╭─ Record excerpts

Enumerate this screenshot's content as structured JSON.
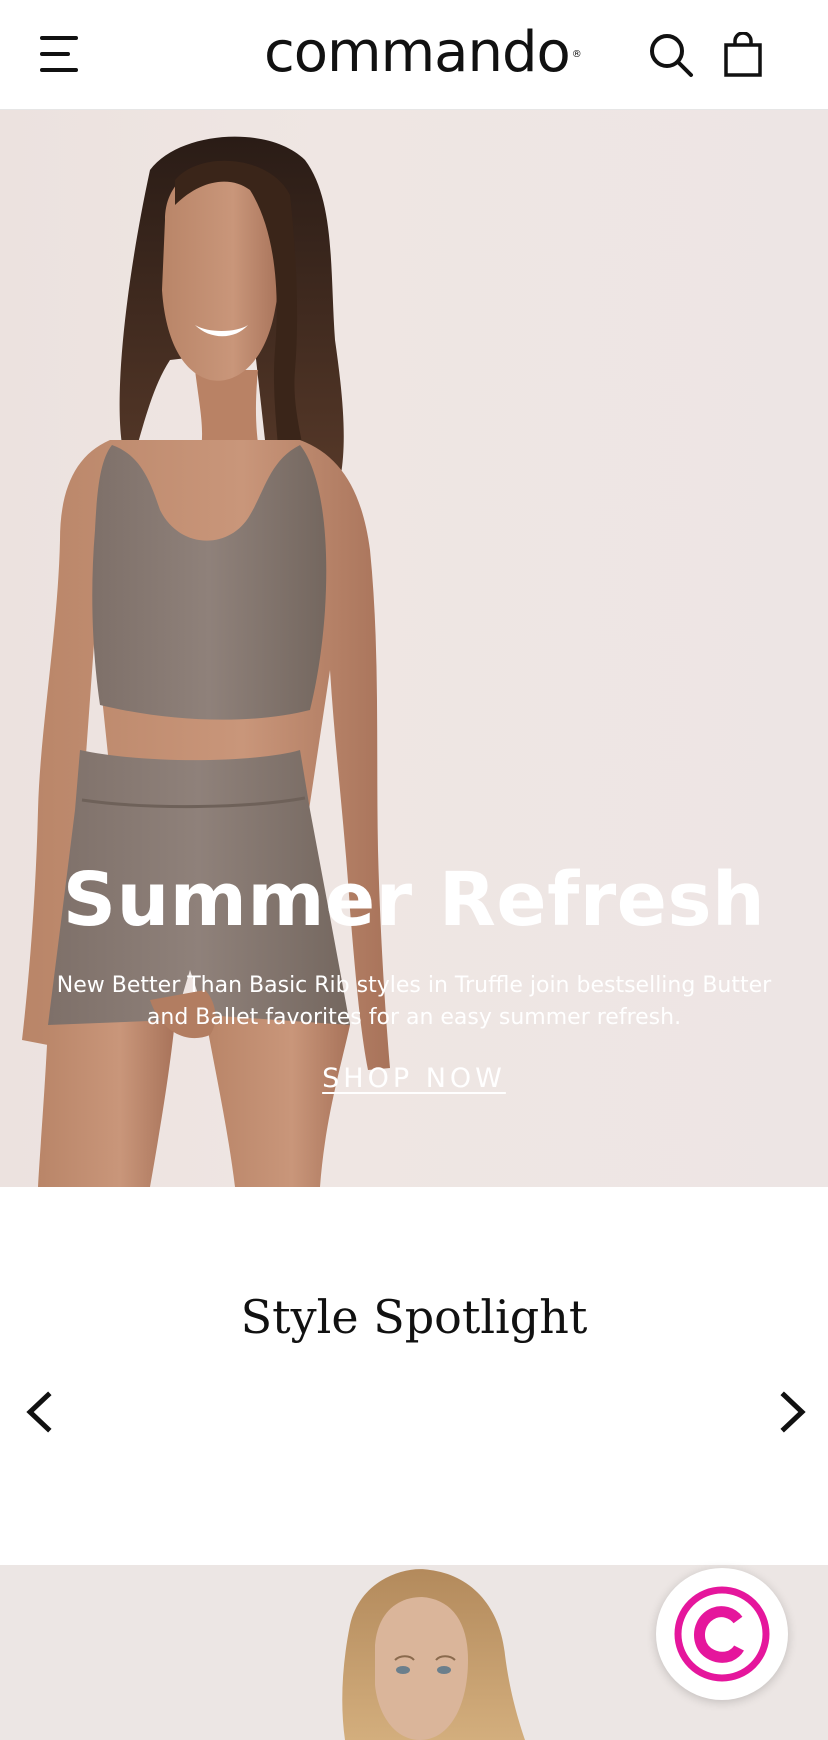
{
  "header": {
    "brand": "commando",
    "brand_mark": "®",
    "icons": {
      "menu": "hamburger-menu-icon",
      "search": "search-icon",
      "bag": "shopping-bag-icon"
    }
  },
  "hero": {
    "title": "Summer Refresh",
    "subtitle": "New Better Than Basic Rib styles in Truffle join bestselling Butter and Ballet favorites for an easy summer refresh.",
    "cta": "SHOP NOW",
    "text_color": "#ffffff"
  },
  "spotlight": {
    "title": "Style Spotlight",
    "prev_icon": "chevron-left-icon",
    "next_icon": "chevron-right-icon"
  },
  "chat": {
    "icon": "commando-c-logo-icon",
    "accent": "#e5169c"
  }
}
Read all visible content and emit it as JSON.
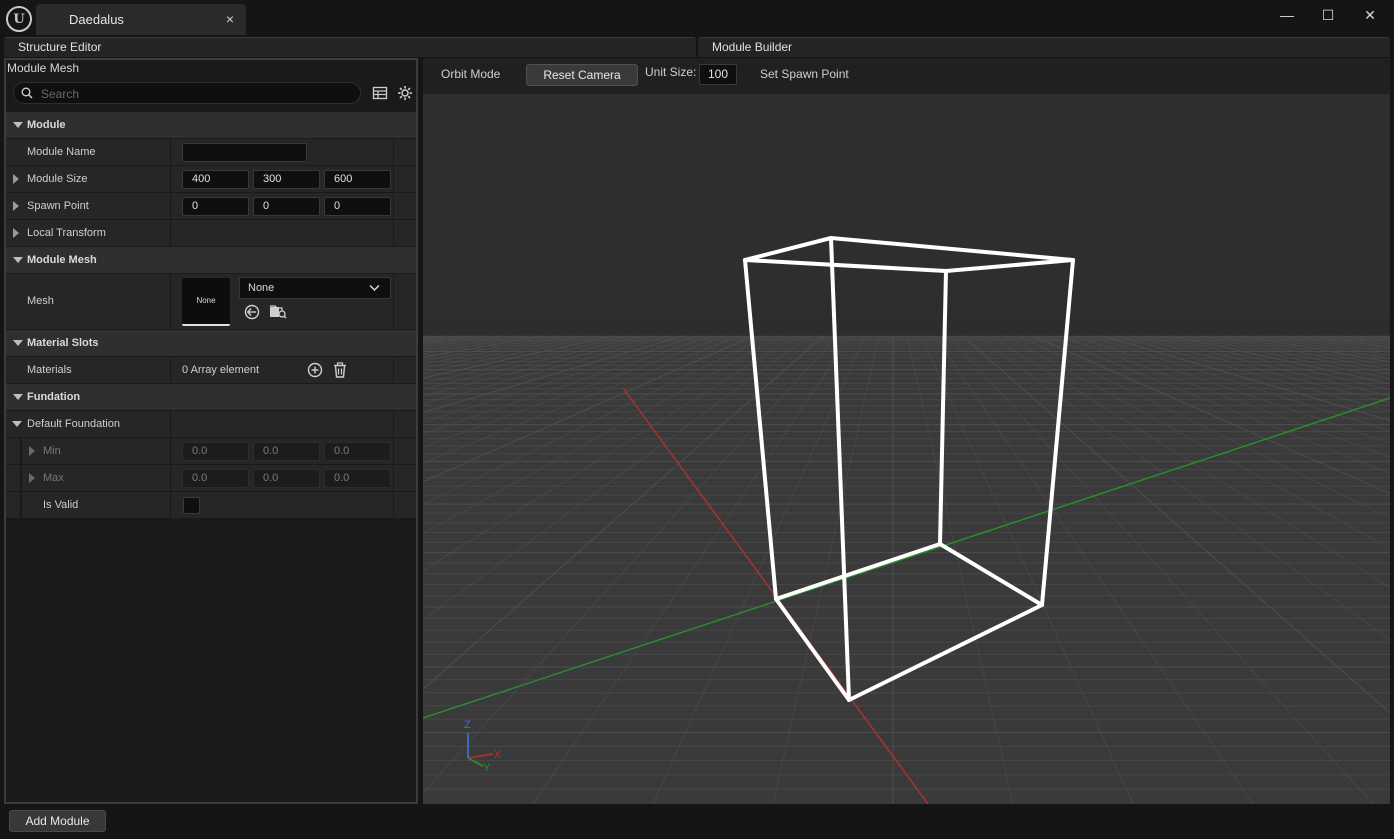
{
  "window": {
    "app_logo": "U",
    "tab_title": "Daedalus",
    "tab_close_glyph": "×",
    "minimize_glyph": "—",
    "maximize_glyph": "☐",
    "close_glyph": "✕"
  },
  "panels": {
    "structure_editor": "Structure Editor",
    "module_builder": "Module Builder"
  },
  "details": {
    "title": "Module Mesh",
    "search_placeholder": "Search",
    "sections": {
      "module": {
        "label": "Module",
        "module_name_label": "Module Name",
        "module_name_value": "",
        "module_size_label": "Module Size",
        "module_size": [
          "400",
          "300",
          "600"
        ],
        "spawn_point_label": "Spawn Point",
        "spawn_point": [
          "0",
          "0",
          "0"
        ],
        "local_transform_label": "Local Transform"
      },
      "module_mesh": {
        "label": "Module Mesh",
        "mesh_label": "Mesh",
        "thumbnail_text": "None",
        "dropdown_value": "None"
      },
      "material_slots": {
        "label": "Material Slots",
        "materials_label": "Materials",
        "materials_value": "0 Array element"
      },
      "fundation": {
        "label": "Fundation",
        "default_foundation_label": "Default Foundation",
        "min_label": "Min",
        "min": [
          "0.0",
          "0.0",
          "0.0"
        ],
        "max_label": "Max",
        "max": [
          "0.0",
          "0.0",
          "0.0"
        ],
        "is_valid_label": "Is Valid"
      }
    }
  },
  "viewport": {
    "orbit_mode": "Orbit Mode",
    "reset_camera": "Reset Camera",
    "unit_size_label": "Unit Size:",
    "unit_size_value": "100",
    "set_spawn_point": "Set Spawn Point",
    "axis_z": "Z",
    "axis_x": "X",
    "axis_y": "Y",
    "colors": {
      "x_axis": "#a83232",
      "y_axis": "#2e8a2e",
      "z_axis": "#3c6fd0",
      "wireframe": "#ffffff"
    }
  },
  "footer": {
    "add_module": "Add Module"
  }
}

╰─
╭─ Record excerpts

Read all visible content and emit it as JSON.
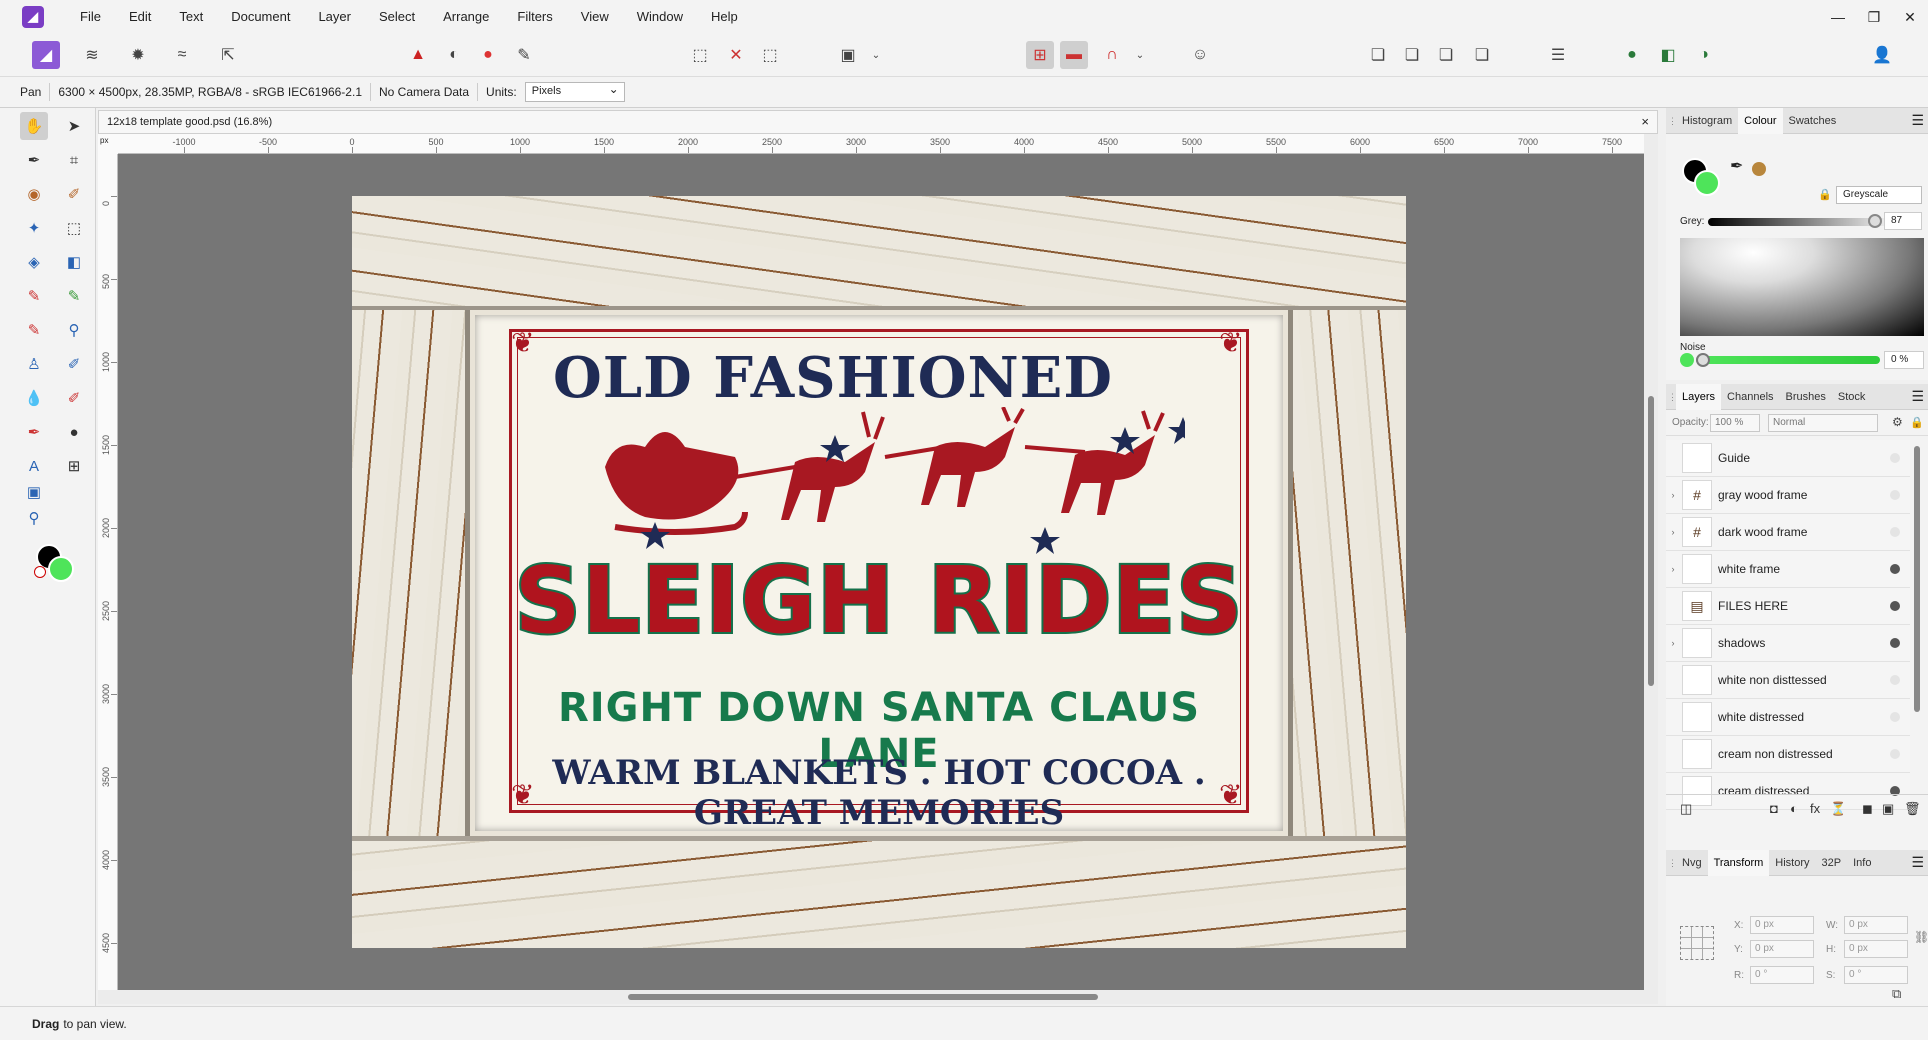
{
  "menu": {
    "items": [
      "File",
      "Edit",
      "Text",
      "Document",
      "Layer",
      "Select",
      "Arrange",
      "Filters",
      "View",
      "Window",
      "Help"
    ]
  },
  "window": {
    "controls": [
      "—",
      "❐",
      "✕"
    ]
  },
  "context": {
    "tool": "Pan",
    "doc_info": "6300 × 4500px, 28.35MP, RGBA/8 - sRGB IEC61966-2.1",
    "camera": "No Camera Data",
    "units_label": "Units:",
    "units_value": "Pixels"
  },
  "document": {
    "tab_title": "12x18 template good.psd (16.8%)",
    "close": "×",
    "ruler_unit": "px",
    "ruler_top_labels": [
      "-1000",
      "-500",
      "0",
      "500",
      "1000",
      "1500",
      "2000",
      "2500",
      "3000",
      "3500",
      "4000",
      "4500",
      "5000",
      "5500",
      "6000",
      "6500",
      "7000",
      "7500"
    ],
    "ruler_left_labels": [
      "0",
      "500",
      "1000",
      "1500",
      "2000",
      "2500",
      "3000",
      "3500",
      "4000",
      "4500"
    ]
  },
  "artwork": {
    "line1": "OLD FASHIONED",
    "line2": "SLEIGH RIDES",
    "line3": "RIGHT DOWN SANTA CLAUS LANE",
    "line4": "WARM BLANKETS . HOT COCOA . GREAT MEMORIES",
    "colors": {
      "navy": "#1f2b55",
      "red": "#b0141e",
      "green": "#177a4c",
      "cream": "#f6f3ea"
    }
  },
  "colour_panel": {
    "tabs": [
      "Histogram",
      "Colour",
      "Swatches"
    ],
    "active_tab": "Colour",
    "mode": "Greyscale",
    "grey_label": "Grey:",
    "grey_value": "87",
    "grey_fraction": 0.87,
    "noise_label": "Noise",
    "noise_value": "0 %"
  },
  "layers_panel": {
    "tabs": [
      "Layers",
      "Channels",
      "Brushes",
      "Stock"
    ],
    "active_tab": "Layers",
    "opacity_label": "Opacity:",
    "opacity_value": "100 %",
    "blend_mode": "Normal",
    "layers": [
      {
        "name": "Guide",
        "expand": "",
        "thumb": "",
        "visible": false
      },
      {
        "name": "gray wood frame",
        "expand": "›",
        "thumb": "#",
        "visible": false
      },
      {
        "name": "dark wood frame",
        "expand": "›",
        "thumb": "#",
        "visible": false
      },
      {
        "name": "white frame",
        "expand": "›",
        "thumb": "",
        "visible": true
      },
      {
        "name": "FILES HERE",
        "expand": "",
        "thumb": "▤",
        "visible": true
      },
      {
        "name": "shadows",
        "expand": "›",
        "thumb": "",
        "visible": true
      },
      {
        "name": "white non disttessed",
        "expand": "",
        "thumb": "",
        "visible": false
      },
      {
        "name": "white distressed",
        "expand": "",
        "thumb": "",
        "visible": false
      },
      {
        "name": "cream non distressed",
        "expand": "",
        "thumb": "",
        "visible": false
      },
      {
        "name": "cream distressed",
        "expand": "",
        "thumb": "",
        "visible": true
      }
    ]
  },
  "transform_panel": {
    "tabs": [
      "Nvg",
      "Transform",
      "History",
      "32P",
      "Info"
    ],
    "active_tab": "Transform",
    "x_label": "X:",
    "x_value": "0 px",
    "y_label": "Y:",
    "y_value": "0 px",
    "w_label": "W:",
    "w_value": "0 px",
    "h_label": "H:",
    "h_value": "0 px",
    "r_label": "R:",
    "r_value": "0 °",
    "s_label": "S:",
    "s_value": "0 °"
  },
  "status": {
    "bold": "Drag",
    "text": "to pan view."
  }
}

╰─

Your task:
Each line in the entries above that includes the string "cream" should be extracted.

Complete output:
      "cream": "#f6f3ea"
        "name": "cream non distressed",
        "name": "cream distressed",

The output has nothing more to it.